Document passage -
Purpose of the Study:

  • To create a curated dataset of legitimate protein-protein docking complexes and their unbound structures.
  • To develop an automated method for identifying high-quality protein-protein docking data.
  • To provide a valuable resource for researchers studying protein-protein interactions and docking.

Main Methods:

  • Utilized the Protein Data Bank (PDB) to identify biological assemblies representing protein complexes.
  • Developed an automated program (ProPairs) to select legitimate protein-protein docking complexes and their corresponding unbound structures based on specific criteria.
  • Applied sequence redundancy filtering (less than 40% sequence identity at the interface) to create a nonredundant dataset.

Main Results:

  • Identified 5,642 protein complexes, yielding 11,600 unbound protein pairs.
  • After redundancy reduction, 2,070 nonredundant protein docking complexes were obtained.

Your task - Can you copy the protein docking summary from "Purpose of the" to "protein-protein docking data.", swapping "dataset" for "collection"?

Information provided -

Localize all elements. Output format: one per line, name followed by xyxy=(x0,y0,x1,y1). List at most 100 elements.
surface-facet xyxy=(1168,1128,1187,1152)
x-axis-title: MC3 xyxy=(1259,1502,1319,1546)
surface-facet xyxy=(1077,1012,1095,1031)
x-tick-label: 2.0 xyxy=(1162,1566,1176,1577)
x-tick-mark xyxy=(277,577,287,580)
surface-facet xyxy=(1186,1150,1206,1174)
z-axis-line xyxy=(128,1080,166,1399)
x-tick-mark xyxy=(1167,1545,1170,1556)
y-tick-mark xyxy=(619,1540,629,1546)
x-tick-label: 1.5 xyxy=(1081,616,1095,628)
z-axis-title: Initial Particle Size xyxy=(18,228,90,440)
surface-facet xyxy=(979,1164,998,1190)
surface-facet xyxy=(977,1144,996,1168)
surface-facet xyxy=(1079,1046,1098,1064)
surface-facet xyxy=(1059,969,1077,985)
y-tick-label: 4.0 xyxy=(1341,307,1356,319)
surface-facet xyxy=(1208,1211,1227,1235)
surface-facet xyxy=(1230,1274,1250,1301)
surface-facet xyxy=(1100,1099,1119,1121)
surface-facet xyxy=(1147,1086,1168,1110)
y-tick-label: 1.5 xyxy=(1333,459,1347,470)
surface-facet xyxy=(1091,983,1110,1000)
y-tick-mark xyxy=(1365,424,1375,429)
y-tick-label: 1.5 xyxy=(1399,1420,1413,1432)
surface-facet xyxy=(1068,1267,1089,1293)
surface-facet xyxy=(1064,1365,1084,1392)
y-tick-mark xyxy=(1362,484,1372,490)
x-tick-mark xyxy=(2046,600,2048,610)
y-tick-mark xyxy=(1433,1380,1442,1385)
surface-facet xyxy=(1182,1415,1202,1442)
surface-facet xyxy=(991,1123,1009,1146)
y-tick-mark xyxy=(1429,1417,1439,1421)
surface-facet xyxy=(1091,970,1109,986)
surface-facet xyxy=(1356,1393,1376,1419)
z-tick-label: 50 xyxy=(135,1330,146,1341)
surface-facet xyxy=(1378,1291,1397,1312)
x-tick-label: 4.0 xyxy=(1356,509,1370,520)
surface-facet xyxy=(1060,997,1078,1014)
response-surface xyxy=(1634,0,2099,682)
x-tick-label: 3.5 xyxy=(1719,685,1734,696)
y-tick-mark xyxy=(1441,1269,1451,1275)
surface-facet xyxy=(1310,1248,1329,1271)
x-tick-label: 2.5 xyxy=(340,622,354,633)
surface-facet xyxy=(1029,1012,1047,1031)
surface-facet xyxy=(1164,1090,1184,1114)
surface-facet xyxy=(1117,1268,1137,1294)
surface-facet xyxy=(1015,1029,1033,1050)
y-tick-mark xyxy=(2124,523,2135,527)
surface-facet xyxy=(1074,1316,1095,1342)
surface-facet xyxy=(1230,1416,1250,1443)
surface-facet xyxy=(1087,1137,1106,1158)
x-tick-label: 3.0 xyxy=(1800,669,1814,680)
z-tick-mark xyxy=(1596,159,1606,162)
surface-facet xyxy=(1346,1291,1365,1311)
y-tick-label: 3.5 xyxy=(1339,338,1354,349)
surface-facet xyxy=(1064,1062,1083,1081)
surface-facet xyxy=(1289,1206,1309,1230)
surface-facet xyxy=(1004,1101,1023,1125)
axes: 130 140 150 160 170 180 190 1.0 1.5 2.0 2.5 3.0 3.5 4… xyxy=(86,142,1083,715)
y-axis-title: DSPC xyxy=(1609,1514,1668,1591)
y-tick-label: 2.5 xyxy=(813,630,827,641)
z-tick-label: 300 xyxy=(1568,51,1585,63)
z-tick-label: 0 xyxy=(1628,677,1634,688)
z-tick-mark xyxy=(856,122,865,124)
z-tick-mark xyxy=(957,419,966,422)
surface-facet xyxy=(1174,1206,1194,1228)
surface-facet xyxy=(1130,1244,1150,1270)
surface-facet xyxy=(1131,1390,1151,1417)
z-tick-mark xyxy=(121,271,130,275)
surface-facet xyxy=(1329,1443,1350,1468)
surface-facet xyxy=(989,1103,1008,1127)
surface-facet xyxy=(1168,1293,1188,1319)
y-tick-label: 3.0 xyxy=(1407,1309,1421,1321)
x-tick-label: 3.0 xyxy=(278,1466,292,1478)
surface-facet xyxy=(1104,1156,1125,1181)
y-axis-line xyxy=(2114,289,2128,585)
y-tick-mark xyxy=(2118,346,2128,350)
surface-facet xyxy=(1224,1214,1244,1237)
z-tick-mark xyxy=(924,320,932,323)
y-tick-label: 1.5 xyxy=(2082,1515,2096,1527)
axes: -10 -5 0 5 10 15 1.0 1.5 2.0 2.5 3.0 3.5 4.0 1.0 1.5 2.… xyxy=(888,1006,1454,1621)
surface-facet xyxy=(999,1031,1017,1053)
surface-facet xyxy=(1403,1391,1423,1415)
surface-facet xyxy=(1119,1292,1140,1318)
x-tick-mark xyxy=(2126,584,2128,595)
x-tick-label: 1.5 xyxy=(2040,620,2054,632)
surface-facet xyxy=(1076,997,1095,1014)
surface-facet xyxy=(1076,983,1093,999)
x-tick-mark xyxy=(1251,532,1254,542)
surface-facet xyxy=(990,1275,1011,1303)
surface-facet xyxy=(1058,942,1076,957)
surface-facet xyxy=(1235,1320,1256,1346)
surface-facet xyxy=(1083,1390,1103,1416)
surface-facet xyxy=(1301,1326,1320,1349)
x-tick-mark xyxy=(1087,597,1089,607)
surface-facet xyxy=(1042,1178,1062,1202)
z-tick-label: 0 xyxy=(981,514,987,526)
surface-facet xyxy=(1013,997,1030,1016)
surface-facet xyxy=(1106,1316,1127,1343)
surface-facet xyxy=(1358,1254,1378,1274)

Problem solution -
Purpose of the Study:

  • To create a curated collection of legitimate protein-protein docking complexes and their unbound structures.
  • To develop an automated method for identifying high-quality protein-protein docking data.